Lines containing the word "View" are to be located and copied.

[Stored data entries]
━━━━━━━━━━━━━━━━

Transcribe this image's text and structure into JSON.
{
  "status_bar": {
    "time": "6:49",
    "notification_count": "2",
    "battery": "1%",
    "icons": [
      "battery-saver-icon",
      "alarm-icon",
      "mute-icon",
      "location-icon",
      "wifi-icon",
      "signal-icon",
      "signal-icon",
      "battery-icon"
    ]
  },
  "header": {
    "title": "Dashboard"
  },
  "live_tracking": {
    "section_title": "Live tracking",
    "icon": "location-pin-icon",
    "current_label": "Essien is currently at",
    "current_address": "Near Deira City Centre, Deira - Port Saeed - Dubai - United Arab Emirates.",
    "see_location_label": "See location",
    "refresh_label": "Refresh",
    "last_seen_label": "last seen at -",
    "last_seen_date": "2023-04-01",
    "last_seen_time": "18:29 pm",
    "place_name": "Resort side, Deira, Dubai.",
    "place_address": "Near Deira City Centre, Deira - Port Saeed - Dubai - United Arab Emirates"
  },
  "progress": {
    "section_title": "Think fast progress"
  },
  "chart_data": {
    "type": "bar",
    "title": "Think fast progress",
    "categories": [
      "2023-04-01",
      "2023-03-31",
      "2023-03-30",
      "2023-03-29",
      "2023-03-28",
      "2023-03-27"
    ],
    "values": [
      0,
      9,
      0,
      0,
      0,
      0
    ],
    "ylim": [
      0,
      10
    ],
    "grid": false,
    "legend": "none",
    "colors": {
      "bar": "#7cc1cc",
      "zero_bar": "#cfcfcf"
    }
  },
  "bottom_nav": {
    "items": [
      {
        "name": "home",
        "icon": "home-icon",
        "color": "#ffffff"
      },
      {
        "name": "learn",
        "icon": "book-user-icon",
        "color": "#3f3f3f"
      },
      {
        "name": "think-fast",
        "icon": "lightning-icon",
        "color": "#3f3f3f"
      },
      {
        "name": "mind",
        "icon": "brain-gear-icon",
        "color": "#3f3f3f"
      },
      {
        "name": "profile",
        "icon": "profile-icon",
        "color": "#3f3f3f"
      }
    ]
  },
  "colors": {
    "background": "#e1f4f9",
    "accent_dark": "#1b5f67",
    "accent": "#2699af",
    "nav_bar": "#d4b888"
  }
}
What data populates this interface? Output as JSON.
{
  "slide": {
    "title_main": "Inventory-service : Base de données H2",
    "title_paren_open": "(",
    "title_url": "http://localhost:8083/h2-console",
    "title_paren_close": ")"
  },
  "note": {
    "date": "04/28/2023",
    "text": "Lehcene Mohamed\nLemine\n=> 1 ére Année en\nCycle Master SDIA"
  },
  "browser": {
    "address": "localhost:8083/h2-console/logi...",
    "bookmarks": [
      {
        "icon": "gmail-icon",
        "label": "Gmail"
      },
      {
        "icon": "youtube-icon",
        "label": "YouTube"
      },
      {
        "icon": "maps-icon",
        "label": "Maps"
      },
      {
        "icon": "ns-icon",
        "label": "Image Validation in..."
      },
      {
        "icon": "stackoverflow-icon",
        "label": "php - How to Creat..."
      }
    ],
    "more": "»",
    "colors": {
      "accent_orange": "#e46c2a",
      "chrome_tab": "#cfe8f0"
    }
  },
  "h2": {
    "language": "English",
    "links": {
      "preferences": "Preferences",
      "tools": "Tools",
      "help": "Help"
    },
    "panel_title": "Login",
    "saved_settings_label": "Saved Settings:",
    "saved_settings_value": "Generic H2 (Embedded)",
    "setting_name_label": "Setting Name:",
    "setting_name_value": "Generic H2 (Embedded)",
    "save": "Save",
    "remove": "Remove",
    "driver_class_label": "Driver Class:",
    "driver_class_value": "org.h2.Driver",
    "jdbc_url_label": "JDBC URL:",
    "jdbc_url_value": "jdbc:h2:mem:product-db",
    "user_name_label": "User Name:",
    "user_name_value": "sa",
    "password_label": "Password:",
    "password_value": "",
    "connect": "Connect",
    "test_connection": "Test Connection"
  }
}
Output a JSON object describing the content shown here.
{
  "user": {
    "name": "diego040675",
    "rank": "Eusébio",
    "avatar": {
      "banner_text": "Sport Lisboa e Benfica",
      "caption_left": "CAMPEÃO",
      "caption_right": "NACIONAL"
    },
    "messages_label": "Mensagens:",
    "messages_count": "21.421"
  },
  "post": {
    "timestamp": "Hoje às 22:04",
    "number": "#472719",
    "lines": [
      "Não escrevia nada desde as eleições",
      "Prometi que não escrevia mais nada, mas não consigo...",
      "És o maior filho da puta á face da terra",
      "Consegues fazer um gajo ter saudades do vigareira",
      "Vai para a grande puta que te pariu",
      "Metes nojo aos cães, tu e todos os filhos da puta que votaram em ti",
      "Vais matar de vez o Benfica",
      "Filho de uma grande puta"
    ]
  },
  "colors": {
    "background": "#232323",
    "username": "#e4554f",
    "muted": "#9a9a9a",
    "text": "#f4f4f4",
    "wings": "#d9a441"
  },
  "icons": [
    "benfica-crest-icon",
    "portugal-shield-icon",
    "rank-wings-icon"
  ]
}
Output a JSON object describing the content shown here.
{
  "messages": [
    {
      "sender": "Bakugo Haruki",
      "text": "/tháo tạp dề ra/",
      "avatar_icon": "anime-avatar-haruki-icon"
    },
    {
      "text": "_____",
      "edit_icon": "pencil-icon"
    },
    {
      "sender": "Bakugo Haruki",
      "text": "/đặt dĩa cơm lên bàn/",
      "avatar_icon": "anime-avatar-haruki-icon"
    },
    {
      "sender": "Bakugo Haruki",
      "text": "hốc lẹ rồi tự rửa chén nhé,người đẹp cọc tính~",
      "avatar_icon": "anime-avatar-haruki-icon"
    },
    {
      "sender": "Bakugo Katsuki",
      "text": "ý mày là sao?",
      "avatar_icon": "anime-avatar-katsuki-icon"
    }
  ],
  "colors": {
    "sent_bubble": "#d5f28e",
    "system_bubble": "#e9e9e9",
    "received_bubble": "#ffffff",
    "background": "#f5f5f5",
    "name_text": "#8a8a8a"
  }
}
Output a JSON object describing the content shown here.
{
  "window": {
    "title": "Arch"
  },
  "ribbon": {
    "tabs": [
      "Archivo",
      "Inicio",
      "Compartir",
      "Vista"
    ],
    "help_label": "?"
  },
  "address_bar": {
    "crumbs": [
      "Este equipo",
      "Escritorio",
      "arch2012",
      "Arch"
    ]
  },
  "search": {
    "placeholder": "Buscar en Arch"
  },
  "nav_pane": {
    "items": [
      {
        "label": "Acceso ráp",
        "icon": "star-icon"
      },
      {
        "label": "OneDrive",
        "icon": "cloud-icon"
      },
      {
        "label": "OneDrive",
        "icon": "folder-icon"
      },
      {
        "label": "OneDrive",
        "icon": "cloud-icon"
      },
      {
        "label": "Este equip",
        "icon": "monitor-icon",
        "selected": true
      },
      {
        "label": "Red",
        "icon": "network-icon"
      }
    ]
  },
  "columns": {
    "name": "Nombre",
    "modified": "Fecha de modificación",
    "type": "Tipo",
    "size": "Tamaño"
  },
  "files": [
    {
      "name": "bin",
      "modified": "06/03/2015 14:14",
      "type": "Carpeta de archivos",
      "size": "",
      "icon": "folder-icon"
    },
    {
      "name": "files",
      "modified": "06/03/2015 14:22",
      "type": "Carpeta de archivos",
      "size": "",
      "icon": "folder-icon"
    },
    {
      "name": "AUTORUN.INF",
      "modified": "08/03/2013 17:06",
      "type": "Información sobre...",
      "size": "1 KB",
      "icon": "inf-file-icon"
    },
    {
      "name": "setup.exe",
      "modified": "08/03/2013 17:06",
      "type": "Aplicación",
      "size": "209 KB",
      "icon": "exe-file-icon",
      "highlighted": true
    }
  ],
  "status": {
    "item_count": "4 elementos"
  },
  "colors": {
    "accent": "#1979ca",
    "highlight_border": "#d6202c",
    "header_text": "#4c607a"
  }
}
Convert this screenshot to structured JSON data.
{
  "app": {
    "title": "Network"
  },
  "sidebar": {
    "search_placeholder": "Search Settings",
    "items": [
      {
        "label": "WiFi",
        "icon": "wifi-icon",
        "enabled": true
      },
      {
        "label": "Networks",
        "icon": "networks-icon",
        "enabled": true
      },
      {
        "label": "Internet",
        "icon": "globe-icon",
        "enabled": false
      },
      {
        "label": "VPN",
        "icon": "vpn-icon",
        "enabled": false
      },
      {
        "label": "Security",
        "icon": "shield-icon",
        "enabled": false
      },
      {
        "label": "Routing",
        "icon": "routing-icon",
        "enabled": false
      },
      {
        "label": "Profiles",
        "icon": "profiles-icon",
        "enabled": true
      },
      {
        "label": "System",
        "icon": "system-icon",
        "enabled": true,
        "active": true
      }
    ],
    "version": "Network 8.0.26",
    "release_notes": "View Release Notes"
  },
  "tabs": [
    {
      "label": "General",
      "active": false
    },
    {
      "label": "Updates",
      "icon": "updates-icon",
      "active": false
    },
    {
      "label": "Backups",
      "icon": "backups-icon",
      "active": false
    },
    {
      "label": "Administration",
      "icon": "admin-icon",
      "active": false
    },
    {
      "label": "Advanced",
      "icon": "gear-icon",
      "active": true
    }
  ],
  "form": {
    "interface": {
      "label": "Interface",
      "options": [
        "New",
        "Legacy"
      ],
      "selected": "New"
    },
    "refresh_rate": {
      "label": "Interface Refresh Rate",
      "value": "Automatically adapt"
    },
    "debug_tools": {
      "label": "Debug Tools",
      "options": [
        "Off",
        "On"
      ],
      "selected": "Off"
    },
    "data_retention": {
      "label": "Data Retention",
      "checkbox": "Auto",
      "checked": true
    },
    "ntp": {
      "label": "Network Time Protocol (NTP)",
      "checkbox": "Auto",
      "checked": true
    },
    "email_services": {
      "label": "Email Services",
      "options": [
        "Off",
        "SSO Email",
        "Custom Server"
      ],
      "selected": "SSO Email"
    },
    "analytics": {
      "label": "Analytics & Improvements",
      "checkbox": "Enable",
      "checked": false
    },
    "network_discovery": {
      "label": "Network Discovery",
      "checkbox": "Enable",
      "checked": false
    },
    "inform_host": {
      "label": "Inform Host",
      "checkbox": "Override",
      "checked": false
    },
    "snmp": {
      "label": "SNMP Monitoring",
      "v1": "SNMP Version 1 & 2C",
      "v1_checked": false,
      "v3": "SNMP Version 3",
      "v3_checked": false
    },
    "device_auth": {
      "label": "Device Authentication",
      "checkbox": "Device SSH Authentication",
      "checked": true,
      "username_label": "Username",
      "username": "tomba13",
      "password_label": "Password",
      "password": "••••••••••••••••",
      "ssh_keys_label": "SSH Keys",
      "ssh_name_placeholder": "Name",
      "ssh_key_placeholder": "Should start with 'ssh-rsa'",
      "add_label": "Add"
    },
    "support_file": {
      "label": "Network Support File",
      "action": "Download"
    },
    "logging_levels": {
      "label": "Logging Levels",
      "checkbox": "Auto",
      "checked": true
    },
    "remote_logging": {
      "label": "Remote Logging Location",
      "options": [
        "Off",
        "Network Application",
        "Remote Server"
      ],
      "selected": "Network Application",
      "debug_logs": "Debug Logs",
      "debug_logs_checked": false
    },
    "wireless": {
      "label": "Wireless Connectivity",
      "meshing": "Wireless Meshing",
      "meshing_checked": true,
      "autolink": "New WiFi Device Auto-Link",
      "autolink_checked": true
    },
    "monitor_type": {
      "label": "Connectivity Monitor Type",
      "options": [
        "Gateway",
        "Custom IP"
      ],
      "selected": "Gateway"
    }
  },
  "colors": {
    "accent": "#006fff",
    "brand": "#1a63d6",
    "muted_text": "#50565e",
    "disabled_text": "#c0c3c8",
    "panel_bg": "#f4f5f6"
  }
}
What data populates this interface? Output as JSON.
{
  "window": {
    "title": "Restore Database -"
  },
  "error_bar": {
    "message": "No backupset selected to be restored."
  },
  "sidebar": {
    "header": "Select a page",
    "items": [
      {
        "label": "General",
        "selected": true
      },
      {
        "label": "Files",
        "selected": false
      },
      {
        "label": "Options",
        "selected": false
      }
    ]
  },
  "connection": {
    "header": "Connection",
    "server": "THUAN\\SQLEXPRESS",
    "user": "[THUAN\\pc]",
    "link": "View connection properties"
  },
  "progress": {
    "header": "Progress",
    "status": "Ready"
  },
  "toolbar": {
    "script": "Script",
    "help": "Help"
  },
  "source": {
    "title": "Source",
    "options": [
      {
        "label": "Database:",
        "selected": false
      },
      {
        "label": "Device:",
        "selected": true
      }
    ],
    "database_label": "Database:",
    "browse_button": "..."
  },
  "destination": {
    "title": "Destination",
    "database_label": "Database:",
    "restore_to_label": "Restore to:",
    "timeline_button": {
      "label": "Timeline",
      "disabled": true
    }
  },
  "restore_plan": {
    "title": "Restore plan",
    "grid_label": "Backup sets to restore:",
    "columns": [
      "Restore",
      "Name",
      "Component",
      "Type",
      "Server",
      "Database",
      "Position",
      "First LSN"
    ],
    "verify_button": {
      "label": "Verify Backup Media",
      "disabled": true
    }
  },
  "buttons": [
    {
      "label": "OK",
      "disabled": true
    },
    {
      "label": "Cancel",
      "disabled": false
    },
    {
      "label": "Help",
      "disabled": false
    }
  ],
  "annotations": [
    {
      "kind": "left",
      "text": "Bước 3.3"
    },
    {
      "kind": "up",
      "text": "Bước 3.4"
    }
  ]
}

━━━━━━━━━━━━━━━━

#### Output for this exercise
    "release_notes": "View Release Notes"
    "link": "View connection properties"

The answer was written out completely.